Fragmento citado>
▼

El otro día, por ejemplo, me compré en una tienda de Caritas
en Palma unos Levi's 501 tan
americanos como los “Livais” (así los pronuncian en inglés y en spanglish) que
compré, hace unas semanas, en Nueva York («Made in Mexico», dicen las etiquetas
de todos ellos) pero estos últimos me costaron, al cambio, unos cuarenta euros
y los del bazar palmesano tan sólo cinco y sin tener, faltaría más, que viajar
hasta la última esquina del fin del mundo. Las cosas tienen, por lo tanto, un
valor fluctuante, porque la oferta le debe mucho al azar y la demanda se lo
debe casi todo a la necesidad; y todos sabemos, por propia experiencia, me
temo, que el azar y la necesidad nunca se han llevado demasiado bien. Todo lo
contrario.
viernes, diciembre 1
Sectarismo y realidad
La Telaraña en El Mundo.
Encuentro en la web de la Unió Obrera Balear y, en concreto,
del UOB Ensenyament un póster en contra de Olga
Ballester y Xavier Pericay, dos
de los pocos políticos isleños que osan denunciar el adoctrinamiento que
padecen nuestros escolares. Bajo sus fotografías sólo falta, aunque se intuya, el
imprescindible y amenazante WANTED; así se las gastan, al parecer, estos sindicalistas
bajo el mando docente de Jaume Sastre,
el rey del barco de rejilla y las huelgas de hambre en pro de esa Cataluña grande,
medieval y oscura, oscurantista, esa pesadilla de cuartel y militancia que
parece anidar en sus venas. ¿Por qué han de sufrir nuestros hijos el
adoctrinamiento catalanista? Supongo que no hay una sola respuesta para esta
pregunta. Tampoco hay un solo culpable.

▲

Qué debes hacer>
Responde las siguientes preguntas sobre el fragmento y marca cada respuesta con la misma letra.
(a) ¿Cuánto costaron los Levi's 501 comprados en la tienda de Caritas en Palma?
(b) ¿Qué dicen las etiquetas de todos esos pantalones?
(c) ¿Contra qué dos políticos es el póster encontrado en la web de la Unió Obrera Balear?

Registros de un conjunto de datos
▼

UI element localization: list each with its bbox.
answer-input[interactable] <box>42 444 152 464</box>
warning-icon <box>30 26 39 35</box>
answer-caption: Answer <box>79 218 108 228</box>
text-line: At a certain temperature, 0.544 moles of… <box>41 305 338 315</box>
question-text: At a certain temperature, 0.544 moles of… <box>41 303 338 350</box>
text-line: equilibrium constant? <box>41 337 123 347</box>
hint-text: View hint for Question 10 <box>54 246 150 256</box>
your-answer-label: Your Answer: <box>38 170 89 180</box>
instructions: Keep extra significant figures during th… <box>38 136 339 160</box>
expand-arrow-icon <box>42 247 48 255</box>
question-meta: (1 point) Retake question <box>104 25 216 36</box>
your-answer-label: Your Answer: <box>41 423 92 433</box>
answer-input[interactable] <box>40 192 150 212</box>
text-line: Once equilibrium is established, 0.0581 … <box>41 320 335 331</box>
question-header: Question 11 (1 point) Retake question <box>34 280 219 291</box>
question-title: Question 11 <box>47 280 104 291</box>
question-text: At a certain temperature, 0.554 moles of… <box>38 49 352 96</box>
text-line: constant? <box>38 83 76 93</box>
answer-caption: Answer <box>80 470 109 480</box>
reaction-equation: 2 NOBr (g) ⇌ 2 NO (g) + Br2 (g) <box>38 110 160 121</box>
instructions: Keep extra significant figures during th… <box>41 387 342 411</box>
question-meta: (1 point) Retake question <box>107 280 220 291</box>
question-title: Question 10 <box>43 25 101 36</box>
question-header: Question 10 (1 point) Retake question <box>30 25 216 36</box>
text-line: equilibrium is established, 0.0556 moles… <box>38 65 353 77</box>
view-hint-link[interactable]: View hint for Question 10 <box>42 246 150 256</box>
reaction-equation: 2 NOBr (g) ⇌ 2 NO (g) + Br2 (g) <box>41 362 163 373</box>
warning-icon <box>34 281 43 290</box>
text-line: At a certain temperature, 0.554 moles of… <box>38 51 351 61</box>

▲

Respuesta al ejercicio>
(a) Cinco euros.
(b) «Made in Mexico».
(c) Contra Olga Ballester y Xavier Pericay.